**** SOURCE DOCUMENT ****

Social Media can be a smoking gun. It is up to us to decide if we want it to work in our favor or work against us. There are great advantages living in a World of social media if we don’t allow Social Networks to be a pitfall. We must continually exercise caution. The virtual space may seem imaginary because we cannot stand in it or experience it on a tangible level, but it is very real and can lead us to our demise if we allow it. Everything is not meant to be shared with others.

Wednesday, February 17, 2010

The Ups and Downs of Wedding Planning

A few weeks ago me and my bethrothed planned our Engagement Party. Much to our dismay we had alot more people RSVP attending then actually showed up. At the time I was very upset. Out of emotion I ended up writing a Blog on my Wedding Website about how I felt in that moment. The Blog expressed my fustration as well as my disappointment. I figured if I posted this entry on my wedding website my family, friends and aquantainces that didn't bother to show could see how angry I was and how thier behavoir affected me. At the time I was very hurt because I felt as though people's failure to RSVP was a reflection on how they felt about me. I have always believe that actions speak louder than words and the actions of the people that didn't show hurt me. I believe I felt this way because I realize how important it is to inform the host of you intentions if you plan on attending or not.


Moreover, although I have moved on from that time I did think I it was important to write about my reaction to people's failure to RSVP. I didn't realize how harsh my reaction was until I was told by 3 people very close to me. I have been told a thousand times how stressful wedding planning could be but I didn't actually feel strss until that moment hit me. Here is the letter I wrote below: (Please be advised that I realize the harness of this letter but in my defense I turned into Bridezilla at the time.....lol)





Repondez, S’il Vouz Plait

In today’s society there seems to be a constant stream of inconsideration. I am normally a very optimistic person. I am the type that sees the good in life first. With that being said you are probably wondering what caused me to write such a subject. Well allow me to tall you about a recent experience that I have encounter far too many times for me not to address it.


On December 19th, 2009 I had the opportunity to celebrate my engagement to my fiancé Derrick with an engagement party. The event was wonderful and intimate. I felt very thankful that some of my closest friends and acquaintances found the time to celebrate such a wonderful milestone with my fiancé and me. Although it was a wonderful and blessed event I found my spirit a bit troubled by the RSVP factor. Originally when I invited people to this event I felt as though these were some of the people that were closest to me. Over 35 said they would be in attendance and only 13 people showed up. I guess this is what people mean when they say you will find out who your real friends are when you plan a wedding. Now don’t get me wrong I am sure that things come up and people have legitimate reasons for not attending but what happened to common courtesy.

****

Reproduce the passage of the wedding-planning blog post that opens with the words "Moreover, although I" and closes with "at the time.....lol)".

**** RECORDED DATA ****

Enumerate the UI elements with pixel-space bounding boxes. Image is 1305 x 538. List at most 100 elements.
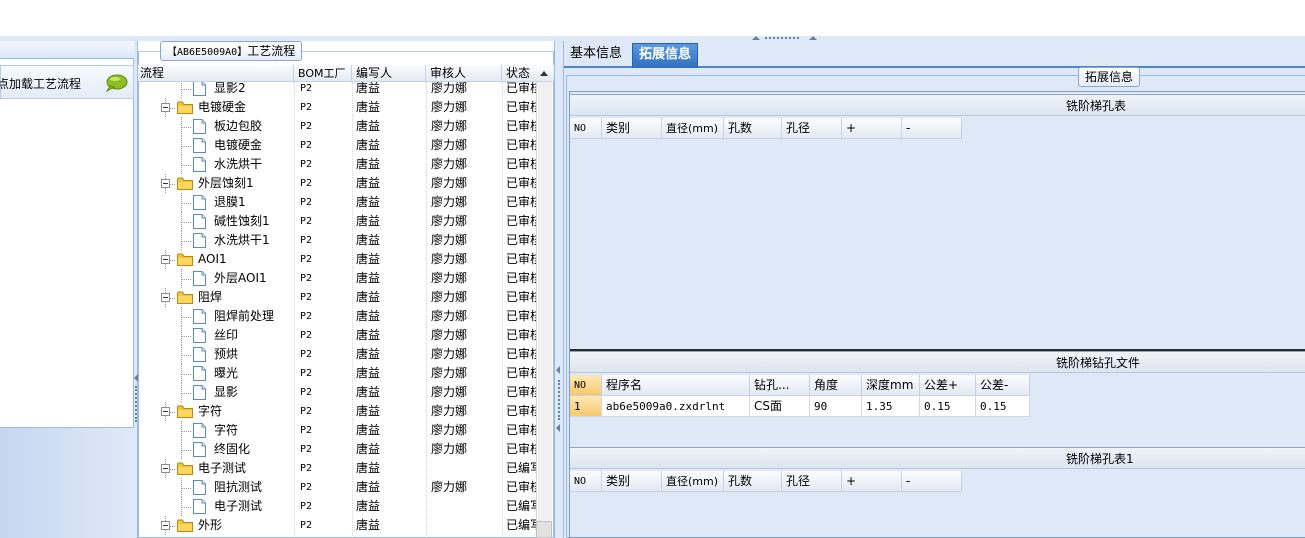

****

*SOLUTION TO THE PROBLEM*.
Moreover, although I have moved on from that time I did think I it was important to write about my reaction to people's failure to RSVP. I didn't realize how harsh my reaction was until I was told by 3 people very close to me. I have been told a thousand times how stressful wedding planning could be but I didn't actually feel strss until that moment hit me. Here is the letter I wrote below: (Please be advised that I realize the harness of this letter but in my defense I turned into Bridezilla at the time.....lol)